### Page excerpt
On the audio side, Warner steps up to offer not only an improved Dolby Digital 5.1 Surround mix (640kbps) but also includes the newer Dolby TrueHD alternative, a mix that matches the impact and intensity of the enhanced image. By simply cycling between the two mixes, it is immediately apparent the TrueHD mix packs a more robust punch than the DD 5.1 offering. The soundstage is impressively full and noticeably "larger" in the way it images across the channels. Discrete effects flow gracefully at times, while at other times they explode at you from all directions. The score is perfectly balanced so it always maintains a presence yet never suppresses other aural details. The dialog is perfectly established and clear throughout. Lastly, the LFE channel is engaged so heavily that it becomes a new experience, as explosions take on a more life-like immersion and practically every gunshot works to thump you with exaggerated yet enjoyable impact. All three features offer the Dolby TrueHD alternative; it should definitely be regarded the de-facto selection for any viewing.
######
Name each part of the sound that the audio review assesses one by one after comparing the two mixes. The listing that comes next is separate material, unconnected to the audio review.
### Given material
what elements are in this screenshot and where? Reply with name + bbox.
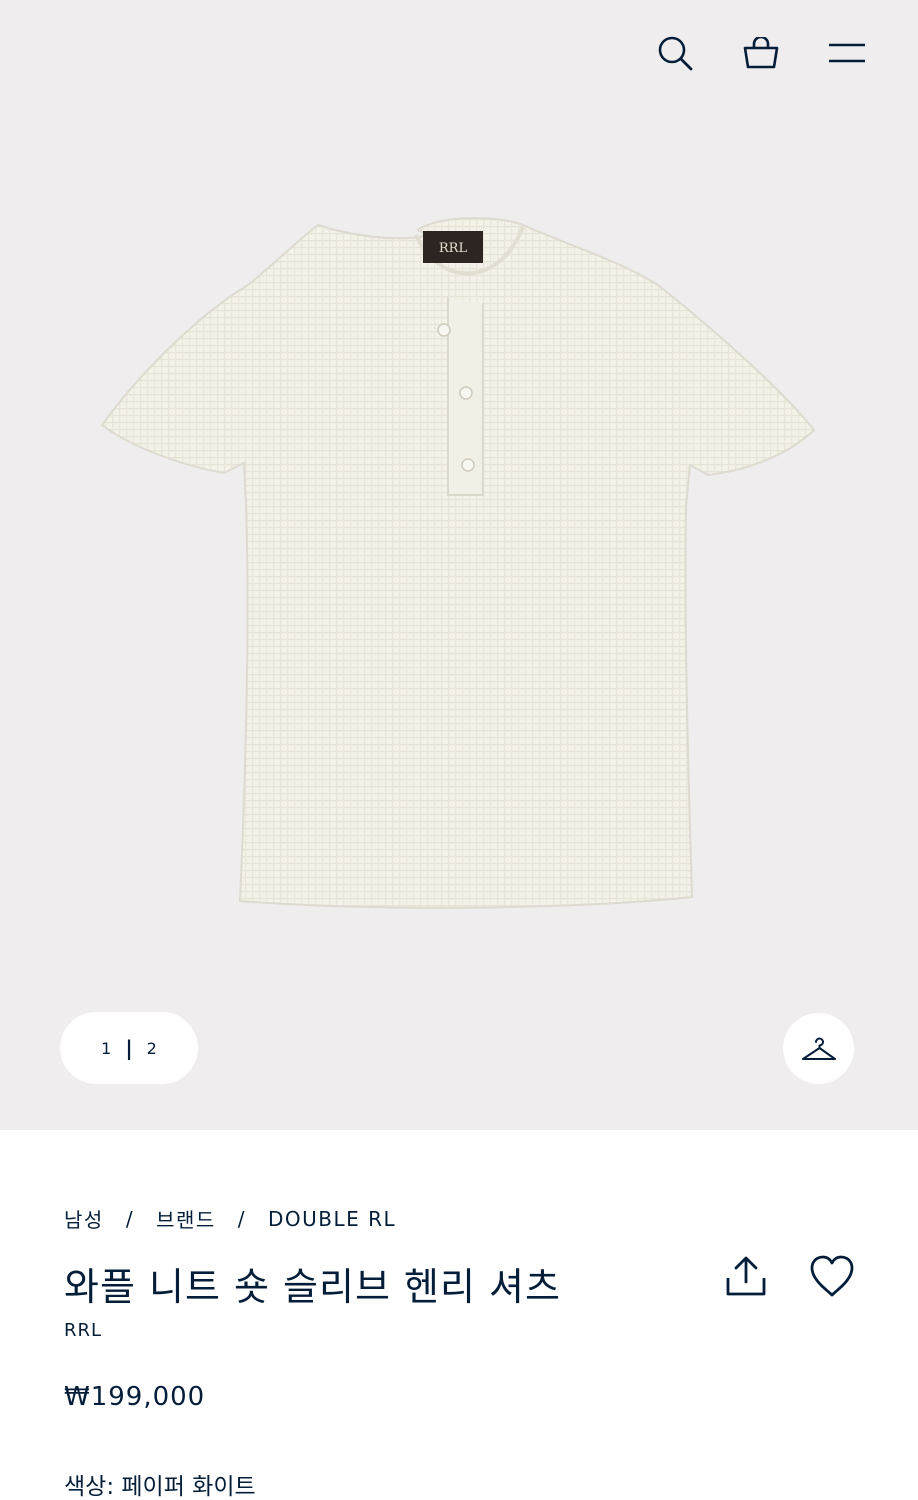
######
- [Solution to this exercise]:
- Soundstage
- Discrete effects
- Score
- Dialog
- LFE channel